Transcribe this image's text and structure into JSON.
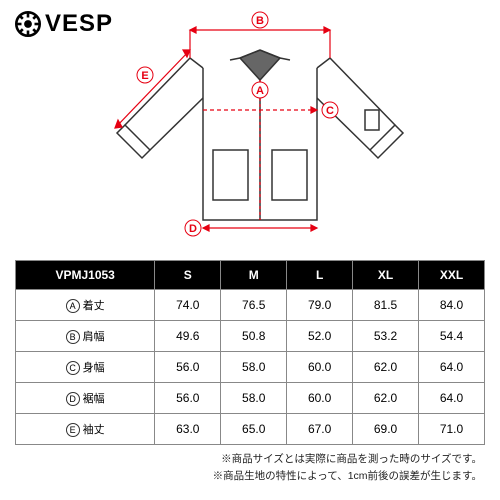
{
  "brand": {
    "name": "VESP"
  },
  "diagram": {
    "accent_color": "#e60012",
    "stroke_color": "#333333",
    "labels": [
      "A",
      "B",
      "C",
      "D",
      "E"
    ]
  },
  "table": {
    "model": "VPMJ1053",
    "sizes": [
      "S",
      "M",
      "L",
      "XL",
      "XXL"
    ],
    "rows": [
      {
        "badge": "A",
        "label": "着丈",
        "vals": [
          "74.0",
          "76.5",
          "79.0",
          "81.5",
          "84.0"
        ]
      },
      {
        "badge": "B",
        "label": "肩幅",
        "vals": [
          "49.6",
          "50.8",
          "52.0",
          "53.2",
          "54.4"
        ]
      },
      {
        "badge": "C",
        "label": "身幅",
        "vals": [
          "56.0",
          "58.0",
          "60.0",
          "62.0",
          "64.0"
        ]
      },
      {
        "badge": "D",
        "label": "裾幅",
        "vals": [
          "56.0",
          "58.0",
          "60.0",
          "62.0",
          "64.0"
        ]
      },
      {
        "badge": "E",
        "label": "袖丈",
        "vals": [
          "63.0",
          "65.0",
          "67.0",
          "69.0",
          "71.0"
        ]
      }
    ]
  },
  "notes": {
    "line1": "※商品サイズとは実際に商品を測った時のサイズです。",
    "line2": "※商品生地の特性によって、1cm前後の誤差が生じます。"
  }
}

___

- The problem -
Find the string "badge" in the listing and return every line that holds it.

- Worked answer -
        "badge": "A",
        "badge": "B",
        "badge": "C",
        "badge": "D",
        "badge": "E",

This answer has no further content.